Reproduce each line of the material precisely.

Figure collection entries
------------
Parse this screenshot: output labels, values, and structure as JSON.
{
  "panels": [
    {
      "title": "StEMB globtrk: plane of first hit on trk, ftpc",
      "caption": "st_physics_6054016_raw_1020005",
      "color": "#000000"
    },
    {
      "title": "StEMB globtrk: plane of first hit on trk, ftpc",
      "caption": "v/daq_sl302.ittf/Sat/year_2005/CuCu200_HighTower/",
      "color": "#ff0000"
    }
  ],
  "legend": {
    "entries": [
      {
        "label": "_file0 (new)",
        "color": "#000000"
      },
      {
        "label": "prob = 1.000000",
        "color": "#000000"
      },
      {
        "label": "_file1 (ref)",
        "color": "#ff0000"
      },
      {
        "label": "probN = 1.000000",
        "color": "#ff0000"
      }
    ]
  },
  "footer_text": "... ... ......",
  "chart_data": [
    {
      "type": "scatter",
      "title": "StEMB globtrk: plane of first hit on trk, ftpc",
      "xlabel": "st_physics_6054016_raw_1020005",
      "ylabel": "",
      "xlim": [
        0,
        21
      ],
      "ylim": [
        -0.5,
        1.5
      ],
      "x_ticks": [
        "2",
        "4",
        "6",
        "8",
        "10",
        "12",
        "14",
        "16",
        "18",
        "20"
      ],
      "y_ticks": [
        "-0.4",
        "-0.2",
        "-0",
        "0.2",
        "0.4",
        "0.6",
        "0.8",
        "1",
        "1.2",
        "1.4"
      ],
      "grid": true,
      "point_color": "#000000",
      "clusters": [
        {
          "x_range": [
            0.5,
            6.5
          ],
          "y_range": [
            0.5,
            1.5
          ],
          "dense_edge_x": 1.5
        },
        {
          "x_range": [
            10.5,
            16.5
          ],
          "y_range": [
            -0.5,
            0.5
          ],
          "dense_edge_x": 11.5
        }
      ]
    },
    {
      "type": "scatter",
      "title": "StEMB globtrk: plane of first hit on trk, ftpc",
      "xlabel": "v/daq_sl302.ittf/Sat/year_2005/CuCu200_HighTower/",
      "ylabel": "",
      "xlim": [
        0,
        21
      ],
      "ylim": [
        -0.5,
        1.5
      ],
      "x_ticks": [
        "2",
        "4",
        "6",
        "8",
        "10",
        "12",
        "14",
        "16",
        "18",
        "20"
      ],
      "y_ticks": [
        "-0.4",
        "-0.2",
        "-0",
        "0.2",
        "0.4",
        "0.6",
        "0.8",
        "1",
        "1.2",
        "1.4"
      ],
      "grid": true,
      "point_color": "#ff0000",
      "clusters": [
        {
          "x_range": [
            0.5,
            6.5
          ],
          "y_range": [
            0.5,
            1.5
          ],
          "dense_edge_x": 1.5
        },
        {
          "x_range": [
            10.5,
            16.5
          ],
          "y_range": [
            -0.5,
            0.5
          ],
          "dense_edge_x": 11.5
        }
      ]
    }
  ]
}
------------
▸ CORRECT RESPONSE:
Parse this screenshot: output labels, values, and structure as JSON.
{
  "panels": [
    {
      "title": "StEMB globtrk: plane of first hit on trk, ftpc",
      "caption": "st_physics_6054016_raw_1020005",
      "color": "#000000"
    },
    {
      "title": "StEMB globtrk: plane of first hit on trk, ftpc",
      "caption": "v/daq_sl302.ittf/Sat/year_2005/CuCu200_HighTower/",
      "color": "#ff0000"
    }
  ],
  "legend": {
    "entries": [
      {
        "label": "_file0 (new)",
        "color": "#000000"
      },
      {
        "label": "prob = 1.000000",
        "color": "#000000"
      },
      {
        "label": "_file1 (ref)",
        "color": "#ff0000"
      },
      {
        "label": "probN = 1.000000",
        "color": "#ff0000"
      }
    ]
  },
  "footer_text": "... ... ......",
  "chart_data": [
    {
      "type": "scatter",
      "title": "StEMB globtrk: plane of first hit on trk, ftpc",
      "xlabel": "st_physics_6054016_raw_1020005",
      "ylabel": "",
      "xlim": [
        0,
        21
      ],
      "ylim": [
        -0.5,
        1.5
      ],
      "x_ticks": [
        "2",
        "4",
        "6",
        "8",
        "10",
        "12",
        "14",
        "16",
        "18",
        "20"
      ],
      "y_ticks": [
        "-0.4",
        "-0.2",
        "-0",
        "0.2",
        "0.4",
        "0.6",
        "0.8",
        "1",
        "1.2",
        "1.4"
      ],
      "grid": true,
      "point_color": "#000000",
      "clusters": [
        {
          "x_range": [
            0.5,
            6.5
          ],
          "y_range": [
            0.5,
            1.5
          ],
          "dense_edge_x": 1.5
        },
        {
          "x_range": [
            10.5,
            16.5
          ],
          "y_range": [
            -0.5,
            0.5
          ],
          "dense_edge_x": 11.5
        }
      ]
    },
    {
      "type": "scatter",
      "title": "StEMB globtrk: plane of first hit on trk, ftpc",
      "xlabel": "v/daq_sl302.ittf/Sat/year_2005/CuCu200_HighTower/",
      "ylabel": "",
      "xlim": [
        0,
        21
      ],
      "ylim": [
        -0.5,
        1.5
      ],
      "x_ticks": [
        "2",
        "4",
        "6",
        "8",
        "10",
        "12",
        "14",
        "16",
        "18",
        "20"
      ],
      "y_ticks": [
        "-0.4",
        "-0.2",
        "-0",
        "0.2",
        "0.4",
        "0.6",
        "0.8",
        "1",
        "1.2",
        "1.4"
      ],
      "grid": true,
      "point_color": "#ff0000",
      "clusters": [
        {
          "x_range": [
            0.5,
            6.5
          ],
          "y_range": [
            0.5,
            1.5
          ],
          "dense_edge_x": 1.5
        },
        {
          "x_range": [
            10.5,
            16.5
          ],
          "y_range": [
            -0.5,
            0.5
          ],
          "dense_edge_x": 11.5
        }
      ]
    }
  ]
}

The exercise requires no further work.